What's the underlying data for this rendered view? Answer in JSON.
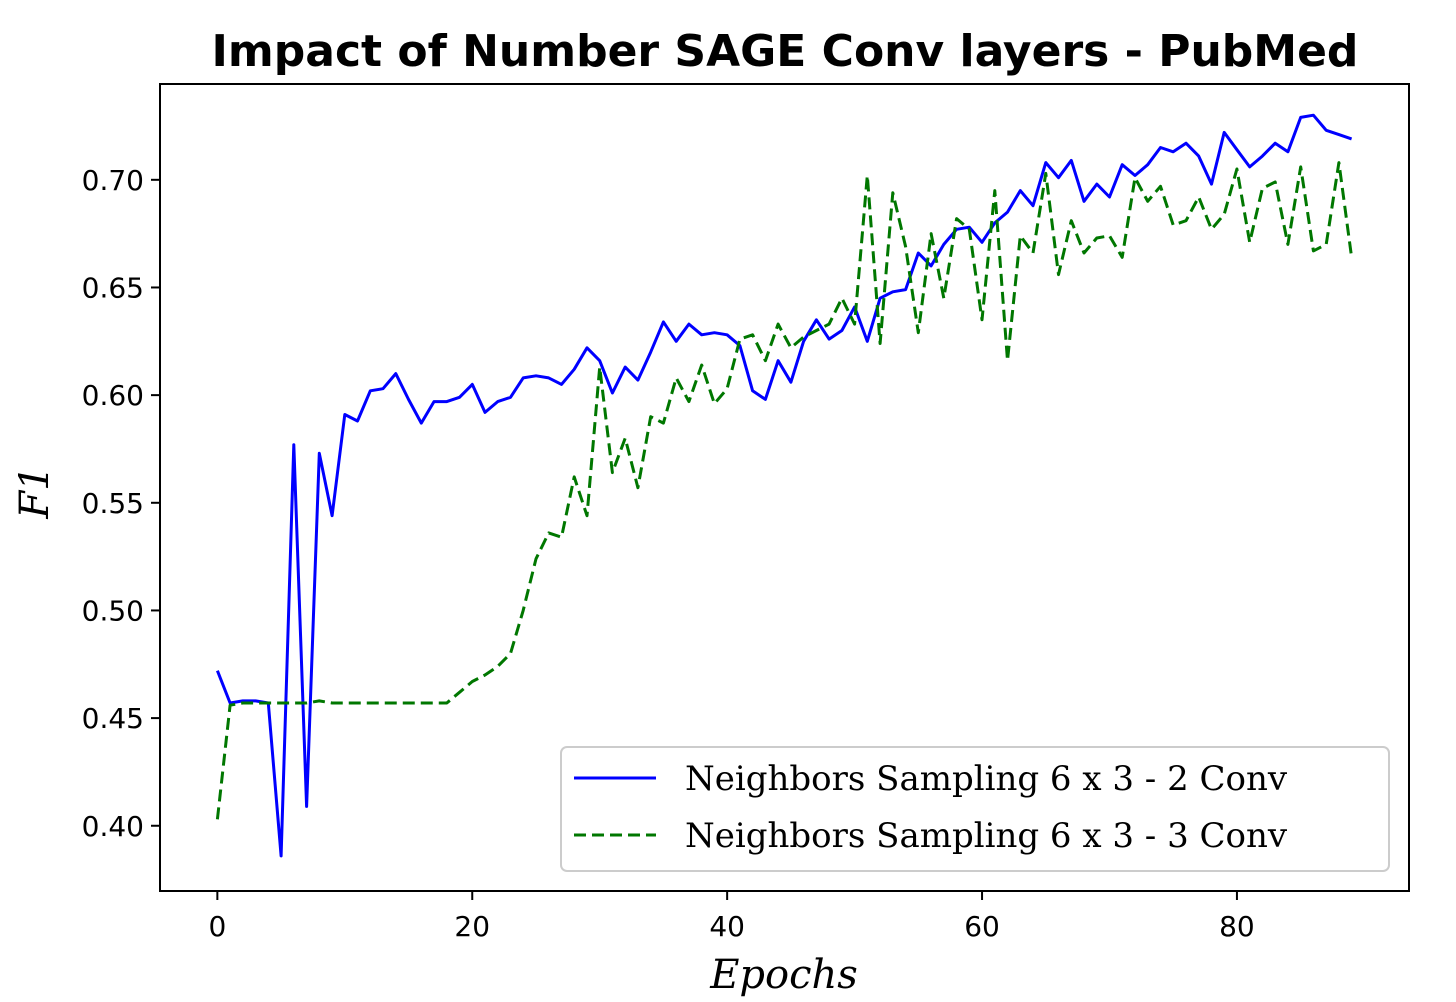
{
  "chart_data": {
    "type": "line",
    "title": "Impact of Number SAGE Conv layers - PubMed",
    "xlabel": "Epochs",
    "ylabel": "F1",
    "xlim": [
      -4.5,
      93.5
    ],
    "ylim": [
      0.3697,
      0.7445
    ],
    "xticks": [
      0,
      20,
      40,
      60,
      80
    ],
    "yticks": [
      0.4,
      0.45,
      0.5,
      0.55,
      0.6,
      0.65,
      0.7
    ],
    "xtick_labels": [
      "0",
      "20",
      "40",
      "60",
      "80"
    ],
    "ytick_labels": [
      "0.40",
      "0.45",
      "0.50",
      "0.55",
      "0.60",
      "0.65",
      "0.70"
    ],
    "grid": false,
    "legend_position": "lower-right",
    "x": [
      0,
      1,
      2,
      3,
      4,
      5,
      6,
      7,
      8,
      9,
      10,
      11,
      12,
      13,
      14,
      15,
      16,
      17,
      18,
      19,
      20,
      21,
      22,
      23,
      24,
      25,
      26,
      27,
      28,
      29,
      30,
      31,
      32,
      33,
      34,
      35,
      36,
      37,
      38,
      39,
      40,
      41,
      42,
      43,
      44,
      45,
      46,
      47,
      48,
      49,
      50,
      51,
      52,
      53,
      54,
      55,
      56,
      57,
      58,
      59,
      60,
      61,
      62,
      63,
      64,
      65,
      66,
      67,
      68,
      69,
      70,
      71,
      72,
      73,
      74,
      75,
      76,
      77,
      78,
      79,
      80,
      81,
      82,
      83,
      84,
      85,
      86,
      87,
      88,
      89
    ],
    "series": [
      {
        "name": "Neighbors Sampling 6 x 3 - 2 Conv",
        "color": "#0000ff",
        "style": "solid",
        "values": [
          0.472,
          0.457,
          0.458,
          0.458,
          0.457,
          0.386,
          0.577,
          0.409,
          0.573,
          0.544,
          0.591,
          0.588,
          0.602,
          0.603,
          0.61,
          0.598,
          0.587,
          0.597,
          0.597,
          0.599,
          0.605,
          0.592,
          0.597,
          0.599,
          0.608,
          0.609,
          0.608,
          0.605,
          0.612,
          0.622,
          0.616,
          0.601,
          0.613,
          0.607,
          0.62,
          0.634,
          0.625,
          0.633,
          0.628,
          0.629,
          0.628,
          0.623,
          0.602,
          0.598,
          0.616,
          0.606,
          0.625,
          0.635,
          0.626,
          0.63,
          0.641,
          0.625,
          0.645,
          0.648,
          0.649,
          0.666,
          0.66,
          0.67,
          0.677,
          0.678,
          0.671,
          0.68,
          0.685,
          0.695,
          0.688,
          0.708,
          0.701,
          0.709,
          0.69,
          0.698,
          0.692,
          0.707,
          0.702,
          0.707,
          0.715,
          0.713,
          0.717,
          0.711,
          0.698,
          0.722,
          0.714,
          0.706,
          0.711,
          0.717,
          0.713,
          0.729,
          0.73,
          0.723,
          0.721,
          0.719
        ]
      },
      {
        "name": "Neighbors Sampling 6 x 3 - 3 Conv",
        "color": "#007700",
        "style": "dashed",
        "values": [
          0.403,
          0.456,
          0.457,
          0.457,
          0.457,
          0.457,
          0.457,
          0.457,
          0.458,
          0.457,
          0.457,
          0.457,
          0.457,
          0.457,
          0.457,
          0.457,
          0.457,
          0.457,
          0.457,
          0.462,
          0.467,
          0.47,
          0.474,
          0.48,
          0.5,
          0.524,
          0.536,
          0.534,
          0.562,
          0.544,
          0.613,
          0.564,
          0.58,
          0.557,
          0.59,
          0.587,
          0.608,
          0.597,
          0.614,
          0.596,
          0.603,
          0.626,
          0.628,
          0.616,
          0.633,
          0.622,
          0.627,
          0.63,
          0.633,
          0.645,
          0.633,
          0.702,
          0.624,
          0.694,
          0.669,
          0.629,
          0.675,
          0.645,
          0.682,
          0.677,
          0.635,
          0.695,
          0.616,
          0.674,
          0.666,
          0.703,
          0.656,
          0.681,
          0.666,
          0.673,
          0.674,
          0.664,
          0.701,
          0.69,
          0.697,
          0.679,
          0.681,
          0.692,
          0.677,
          0.684,
          0.705,
          0.671,
          0.696,
          0.699,
          0.67,
          0.706,
          0.667,
          0.67,
          0.708,
          0.664
        ]
      }
    ]
  }
}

==========

- _Task statement_: Look through the records and count each line that holds "Sampling". Write only the total.

- _Full answer_: 2